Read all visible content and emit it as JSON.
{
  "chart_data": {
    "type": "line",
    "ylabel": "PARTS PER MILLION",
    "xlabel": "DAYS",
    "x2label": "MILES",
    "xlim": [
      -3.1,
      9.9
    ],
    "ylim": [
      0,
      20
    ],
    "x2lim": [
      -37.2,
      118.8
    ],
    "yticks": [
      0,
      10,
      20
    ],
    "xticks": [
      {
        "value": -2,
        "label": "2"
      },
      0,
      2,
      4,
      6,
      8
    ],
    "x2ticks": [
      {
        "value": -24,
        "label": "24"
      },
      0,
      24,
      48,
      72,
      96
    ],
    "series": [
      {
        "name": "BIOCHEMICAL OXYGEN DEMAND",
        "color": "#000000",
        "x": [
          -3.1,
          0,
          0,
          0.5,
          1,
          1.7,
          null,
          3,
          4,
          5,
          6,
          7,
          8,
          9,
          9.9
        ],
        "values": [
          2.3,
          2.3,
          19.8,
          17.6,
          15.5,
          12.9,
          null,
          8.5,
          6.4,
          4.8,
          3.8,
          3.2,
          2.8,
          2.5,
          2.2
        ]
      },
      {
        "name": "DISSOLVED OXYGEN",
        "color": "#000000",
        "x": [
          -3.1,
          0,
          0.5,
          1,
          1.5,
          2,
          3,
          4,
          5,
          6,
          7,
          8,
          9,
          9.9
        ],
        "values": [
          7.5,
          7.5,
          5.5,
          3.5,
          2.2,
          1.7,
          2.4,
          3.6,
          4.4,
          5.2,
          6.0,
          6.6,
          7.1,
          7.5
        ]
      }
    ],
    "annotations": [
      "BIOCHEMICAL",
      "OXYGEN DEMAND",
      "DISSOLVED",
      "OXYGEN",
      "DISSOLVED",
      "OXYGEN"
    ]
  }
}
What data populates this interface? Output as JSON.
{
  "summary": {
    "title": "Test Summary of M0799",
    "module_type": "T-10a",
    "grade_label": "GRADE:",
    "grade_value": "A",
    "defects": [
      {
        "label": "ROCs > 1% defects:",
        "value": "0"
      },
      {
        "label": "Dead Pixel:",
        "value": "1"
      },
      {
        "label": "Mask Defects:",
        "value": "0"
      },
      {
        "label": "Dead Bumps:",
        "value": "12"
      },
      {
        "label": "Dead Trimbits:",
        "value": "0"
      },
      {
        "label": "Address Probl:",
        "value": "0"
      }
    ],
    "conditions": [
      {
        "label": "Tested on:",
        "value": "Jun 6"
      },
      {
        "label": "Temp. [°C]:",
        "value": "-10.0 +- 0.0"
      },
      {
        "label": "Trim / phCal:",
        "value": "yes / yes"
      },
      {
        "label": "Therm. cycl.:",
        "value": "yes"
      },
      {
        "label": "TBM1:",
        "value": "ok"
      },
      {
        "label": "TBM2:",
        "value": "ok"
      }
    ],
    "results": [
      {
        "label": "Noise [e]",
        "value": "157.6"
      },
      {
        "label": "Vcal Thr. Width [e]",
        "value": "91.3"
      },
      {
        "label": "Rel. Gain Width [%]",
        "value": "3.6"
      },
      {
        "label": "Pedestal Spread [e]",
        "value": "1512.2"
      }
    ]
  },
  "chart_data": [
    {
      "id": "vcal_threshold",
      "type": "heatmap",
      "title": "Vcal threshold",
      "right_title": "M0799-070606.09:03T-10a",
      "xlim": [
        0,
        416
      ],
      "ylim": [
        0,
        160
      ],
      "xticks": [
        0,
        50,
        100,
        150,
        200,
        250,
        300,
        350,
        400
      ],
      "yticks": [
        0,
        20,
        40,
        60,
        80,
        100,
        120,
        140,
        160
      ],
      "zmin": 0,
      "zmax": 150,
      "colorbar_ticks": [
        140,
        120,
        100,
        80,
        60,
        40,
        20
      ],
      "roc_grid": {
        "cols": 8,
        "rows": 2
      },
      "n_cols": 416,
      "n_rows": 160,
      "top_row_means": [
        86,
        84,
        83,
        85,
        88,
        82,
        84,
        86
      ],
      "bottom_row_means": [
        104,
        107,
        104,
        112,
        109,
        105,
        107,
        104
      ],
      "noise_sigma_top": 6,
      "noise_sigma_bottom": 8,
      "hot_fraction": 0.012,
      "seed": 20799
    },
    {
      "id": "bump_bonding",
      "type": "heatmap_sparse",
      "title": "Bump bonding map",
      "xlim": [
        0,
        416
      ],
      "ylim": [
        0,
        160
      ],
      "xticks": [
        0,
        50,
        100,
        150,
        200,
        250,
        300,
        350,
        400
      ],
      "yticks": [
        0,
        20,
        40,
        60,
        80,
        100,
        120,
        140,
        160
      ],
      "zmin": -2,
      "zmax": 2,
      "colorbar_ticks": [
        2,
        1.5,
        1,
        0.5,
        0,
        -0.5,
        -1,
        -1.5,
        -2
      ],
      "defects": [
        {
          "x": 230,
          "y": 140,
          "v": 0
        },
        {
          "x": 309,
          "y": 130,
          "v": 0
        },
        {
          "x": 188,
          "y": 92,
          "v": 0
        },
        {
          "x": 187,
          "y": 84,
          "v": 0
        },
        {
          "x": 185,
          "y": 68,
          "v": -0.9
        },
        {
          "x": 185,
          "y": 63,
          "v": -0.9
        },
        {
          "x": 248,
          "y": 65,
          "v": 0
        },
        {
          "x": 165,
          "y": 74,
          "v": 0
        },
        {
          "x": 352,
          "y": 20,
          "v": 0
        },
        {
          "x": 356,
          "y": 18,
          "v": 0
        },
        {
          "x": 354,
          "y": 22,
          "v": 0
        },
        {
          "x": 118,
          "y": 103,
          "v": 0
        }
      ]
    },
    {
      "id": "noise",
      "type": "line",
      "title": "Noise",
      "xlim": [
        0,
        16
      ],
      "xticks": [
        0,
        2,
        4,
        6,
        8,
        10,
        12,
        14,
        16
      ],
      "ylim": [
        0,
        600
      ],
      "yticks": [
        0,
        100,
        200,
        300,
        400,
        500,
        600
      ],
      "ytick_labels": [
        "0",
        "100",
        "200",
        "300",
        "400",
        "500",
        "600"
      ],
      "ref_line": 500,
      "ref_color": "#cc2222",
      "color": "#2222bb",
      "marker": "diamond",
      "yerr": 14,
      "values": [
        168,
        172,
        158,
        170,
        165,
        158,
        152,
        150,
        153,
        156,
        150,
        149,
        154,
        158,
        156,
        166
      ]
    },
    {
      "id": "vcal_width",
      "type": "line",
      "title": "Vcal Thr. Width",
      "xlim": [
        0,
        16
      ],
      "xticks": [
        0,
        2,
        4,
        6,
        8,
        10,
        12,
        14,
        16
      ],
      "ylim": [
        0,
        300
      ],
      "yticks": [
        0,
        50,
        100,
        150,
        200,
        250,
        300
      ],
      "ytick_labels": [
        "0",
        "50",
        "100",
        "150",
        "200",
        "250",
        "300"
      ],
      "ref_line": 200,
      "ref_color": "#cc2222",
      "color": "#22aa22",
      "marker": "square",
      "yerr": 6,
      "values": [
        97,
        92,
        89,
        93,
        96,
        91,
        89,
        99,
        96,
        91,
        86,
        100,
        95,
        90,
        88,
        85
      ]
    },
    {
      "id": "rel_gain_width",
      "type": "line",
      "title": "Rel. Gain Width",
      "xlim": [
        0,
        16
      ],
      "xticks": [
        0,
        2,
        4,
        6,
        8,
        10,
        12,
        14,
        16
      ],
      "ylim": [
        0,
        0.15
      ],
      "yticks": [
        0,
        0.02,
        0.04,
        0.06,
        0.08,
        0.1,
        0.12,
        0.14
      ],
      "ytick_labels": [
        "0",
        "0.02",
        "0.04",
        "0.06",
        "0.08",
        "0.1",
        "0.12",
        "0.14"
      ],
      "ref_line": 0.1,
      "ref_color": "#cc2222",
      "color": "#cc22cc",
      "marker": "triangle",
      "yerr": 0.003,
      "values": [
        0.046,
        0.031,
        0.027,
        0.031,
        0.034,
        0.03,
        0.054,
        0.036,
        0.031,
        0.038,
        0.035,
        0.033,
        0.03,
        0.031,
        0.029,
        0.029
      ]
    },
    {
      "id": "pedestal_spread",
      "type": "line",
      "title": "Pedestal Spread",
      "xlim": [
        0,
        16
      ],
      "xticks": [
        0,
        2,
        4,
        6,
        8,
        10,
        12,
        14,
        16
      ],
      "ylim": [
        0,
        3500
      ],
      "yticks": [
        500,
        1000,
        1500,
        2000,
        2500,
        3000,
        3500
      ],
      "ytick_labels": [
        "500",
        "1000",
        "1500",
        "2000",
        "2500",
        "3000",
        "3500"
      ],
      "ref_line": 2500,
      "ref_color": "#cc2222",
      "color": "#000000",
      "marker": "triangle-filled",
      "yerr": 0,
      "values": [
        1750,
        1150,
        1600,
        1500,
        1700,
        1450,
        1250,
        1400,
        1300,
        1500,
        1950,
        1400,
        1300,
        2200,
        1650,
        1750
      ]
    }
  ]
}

• [Problem requirements]:
Gather each line of the listing containing the word "marker" and show it.

• [Result of this task]:
      "marker": "diamond",
      "marker": "square",
      "marker": "triangle",
      "marker": "triangle-filled",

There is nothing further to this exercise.